**** Provided material

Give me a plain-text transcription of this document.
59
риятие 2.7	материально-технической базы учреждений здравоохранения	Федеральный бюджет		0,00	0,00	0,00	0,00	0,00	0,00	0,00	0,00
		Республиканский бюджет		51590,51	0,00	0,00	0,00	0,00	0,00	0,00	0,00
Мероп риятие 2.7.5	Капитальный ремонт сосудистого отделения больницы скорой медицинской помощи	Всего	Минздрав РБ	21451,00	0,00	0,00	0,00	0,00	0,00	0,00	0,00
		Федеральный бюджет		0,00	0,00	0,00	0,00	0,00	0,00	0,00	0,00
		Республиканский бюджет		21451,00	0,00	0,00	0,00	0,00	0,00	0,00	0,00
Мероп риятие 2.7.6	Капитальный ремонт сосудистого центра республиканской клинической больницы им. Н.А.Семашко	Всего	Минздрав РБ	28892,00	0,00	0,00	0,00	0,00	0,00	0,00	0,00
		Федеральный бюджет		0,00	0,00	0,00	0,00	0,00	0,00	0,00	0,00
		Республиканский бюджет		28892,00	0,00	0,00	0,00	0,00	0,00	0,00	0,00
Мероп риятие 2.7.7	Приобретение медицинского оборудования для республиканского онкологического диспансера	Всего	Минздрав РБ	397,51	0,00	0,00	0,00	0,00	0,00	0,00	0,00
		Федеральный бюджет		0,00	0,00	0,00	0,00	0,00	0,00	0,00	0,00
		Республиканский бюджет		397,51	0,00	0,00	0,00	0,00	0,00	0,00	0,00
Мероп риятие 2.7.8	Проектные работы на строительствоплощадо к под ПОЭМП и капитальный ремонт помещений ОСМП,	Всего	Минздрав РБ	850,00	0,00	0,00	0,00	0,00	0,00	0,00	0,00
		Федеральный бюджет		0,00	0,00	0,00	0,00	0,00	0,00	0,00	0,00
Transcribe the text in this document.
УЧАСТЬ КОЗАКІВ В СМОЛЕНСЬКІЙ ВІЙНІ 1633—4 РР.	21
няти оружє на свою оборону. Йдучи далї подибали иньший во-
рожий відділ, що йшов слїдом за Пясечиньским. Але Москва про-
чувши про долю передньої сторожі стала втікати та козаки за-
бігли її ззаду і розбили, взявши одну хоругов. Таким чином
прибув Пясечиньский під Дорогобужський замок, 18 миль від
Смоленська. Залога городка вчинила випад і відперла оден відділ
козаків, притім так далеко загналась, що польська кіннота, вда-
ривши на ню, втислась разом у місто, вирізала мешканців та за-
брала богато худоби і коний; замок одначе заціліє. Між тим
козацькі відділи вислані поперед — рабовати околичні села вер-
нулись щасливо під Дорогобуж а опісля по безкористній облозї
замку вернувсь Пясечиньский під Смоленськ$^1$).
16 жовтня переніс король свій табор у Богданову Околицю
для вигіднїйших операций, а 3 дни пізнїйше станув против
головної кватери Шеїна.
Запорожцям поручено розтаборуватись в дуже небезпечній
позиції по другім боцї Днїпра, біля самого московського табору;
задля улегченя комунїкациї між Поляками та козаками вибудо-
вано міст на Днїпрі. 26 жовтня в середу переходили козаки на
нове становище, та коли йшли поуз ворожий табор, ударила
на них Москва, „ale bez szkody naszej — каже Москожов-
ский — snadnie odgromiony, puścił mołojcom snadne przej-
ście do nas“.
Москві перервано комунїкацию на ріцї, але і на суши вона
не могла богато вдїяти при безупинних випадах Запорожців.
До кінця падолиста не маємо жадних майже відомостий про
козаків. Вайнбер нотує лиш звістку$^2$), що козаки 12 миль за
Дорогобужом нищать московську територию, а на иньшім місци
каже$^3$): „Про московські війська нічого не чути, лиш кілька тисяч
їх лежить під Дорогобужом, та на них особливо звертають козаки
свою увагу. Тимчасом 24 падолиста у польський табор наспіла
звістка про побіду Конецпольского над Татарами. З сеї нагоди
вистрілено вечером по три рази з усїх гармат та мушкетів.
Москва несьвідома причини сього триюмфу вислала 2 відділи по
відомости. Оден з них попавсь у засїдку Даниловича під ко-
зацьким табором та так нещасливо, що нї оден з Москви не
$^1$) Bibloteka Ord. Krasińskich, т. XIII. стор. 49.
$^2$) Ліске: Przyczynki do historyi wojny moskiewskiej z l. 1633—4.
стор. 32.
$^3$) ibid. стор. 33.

********

## The problem
Write out the full listing exactly as given.

## Solution to this task
Give me a plain-text transcription of this document.
59
риятие 2.7	материально-технической базы учреждений здравоохранения	Федеральный бюджет		0,00	0,00	0,00	0,00	0,00	0,00	0,00	0,00
		Республиканский бюджет		51590,51	0,00	0,00	0,00	0,00	0,00	0,00	0,00
Мероп риятие 2.7.5	Капитальный ремонт сосудистого отделения больницы скорой медицинской помощи	Всего	Минздрав РБ	21451,00	0,00	0,00	0,00	0,00	0,00	0,00	0,00
		Федеральный бюджет		0,00	0,00	0,00	0,00	0,00	0,00	0,00	0,00
		Республиканский бюджет		21451,00	0,00	0,00	0,00	0,00	0,00	0,00	0,00
Мероп риятие 2.7.6	Капитальный ремонт сосудистого центра республиканской клинической больницы им. Н.А.Семашко	Всего	Минздрав РБ	28892,00	0,00	0,00	0,00	0,00	0,00	0,00	0,00
		Федеральный бюджет		0,00	0,00	0,00	0,00	0,00	0,00	0,00	0,00
		Республиканский бюджет		28892,00	0,00	0,00	0,00	0,00	0,00	0,00	0,00
Мероп риятие 2.7.7	Приобретение медицинского оборудования для республиканского онкологического диспансера	Всего	Минздрав РБ	397,51	0,00	0,00	0,00	0,00	0,00	0,00	0,00
		Федеральный бюджет		0,00	0,00	0,00	0,00	0,00	0,00	0,00	0,00
		Республиканский бюджет		397,51	0,00	0,00	0,00	0,00	0,00	0,00	0,00
Мероп риятие 2.7.8	Проектные работы на строительствоплощадо к под ПОЭМП и капитальный ремонт помещений ОСМП,	Всего	Минздрав РБ	850,00	0,00	0,00	0,00	0,00	0,00	0,00	0,00
		Федеральный бюджет		0,00	0,00	0,00	0,00	0,00	0,00	0,00	0,00
Transcribe the text in this document.
УЧАСТЬ КОЗАКІВ В СМОЛЕНСЬКІЙ ВІЙНІ 1633—4 РР.	21
няти оружє на свою оборону. Йдучи далї подибали иньший во-
рожий відділ, що йшов слїдом за Пясечиньским. Але Москва про-
чувши про долю передньої сторожі стала втікати та козаки за-
бігли її ззаду і розбили, взявши одну хоругов. Таким чином
прибув Пясечиньский під Дорогобужський замок, 18 миль від
Смоленська. Залога городка вчинила випад і відперла оден відділ
козаків, притім так далеко загналась, що польська кіннота, вда-
ривши на ню, втислась разом у місто, вирізала мешканців та за-
брала богато худоби і коний; замок одначе заціліє. Між тим
козацькі відділи вислані поперед — рабовати околичні села вер-
нулись щасливо під Дорогобуж а опісля по безкористній облозї
замку вернувсь Пясечиньский під Смоленськ$^1$).
16 жовтня переніс король свій табор у Богданову Околицю
для вигіднїйших операций, а 3 дни пізнїйше станув против
головної кватери Шеїна.
Запорожцям поручено розтаборуватись в дуже небезпечній
позиції по другім боцї Днїпра, біля самого московського табору;
задля улегченя комунїкациї між Поляками та козаками вибудо-
вано міст на Днїпрі. 26 жовтня в середу переходили козаки на
нове становище, та коли йшли поуз ворожий табор, ударила
на них Москва, „ale bez szkody naszej — каже Москожов-
ский — snadnie odgromiony, puścił mołojcom snadne przej-
ście do nas“.
Москві перервано комунїкацию на ріцї, але і на суши вона
не могла богато вдїяти при безупинних випадах Запорожців.
До кінця падолиста не маємо жадних майже відомостий про
козаків. Вайнбер нотує лиш звістку$^2$), що козаки 12 миль за
Дорогобужом нищать московську територию, а на иньшім місци
каже$^3$): „Про московські війська нічого не чути, лиш кілька тисяч
їх лежить під Дорогобужом, та на них особливо звертають козаки
свою увагу. Тимчасом 24 падолиста у польський табор наспіла
звістка про побіду Конецпольского над Татарами. З сеї нагоди
вистрілено вечером по три рази з усїх гармат та мушкетів.
Москва несьвідома причини сього триюмфу вислала 2 відділи по
відомости. Оден з них попавсь у засїдку Даниловича під ко-
зацьким табором та так нещасливо, що нї оден з Москви не
$^1$) Bibloteka Ord. Krasińskich, т. XIII. стор. 49.
$^2$) Ліске: Przyczynki do historyi wojny moskiewskiej z l. 1633—4.
стор. 32.
$^3$) ibid. стор. 33.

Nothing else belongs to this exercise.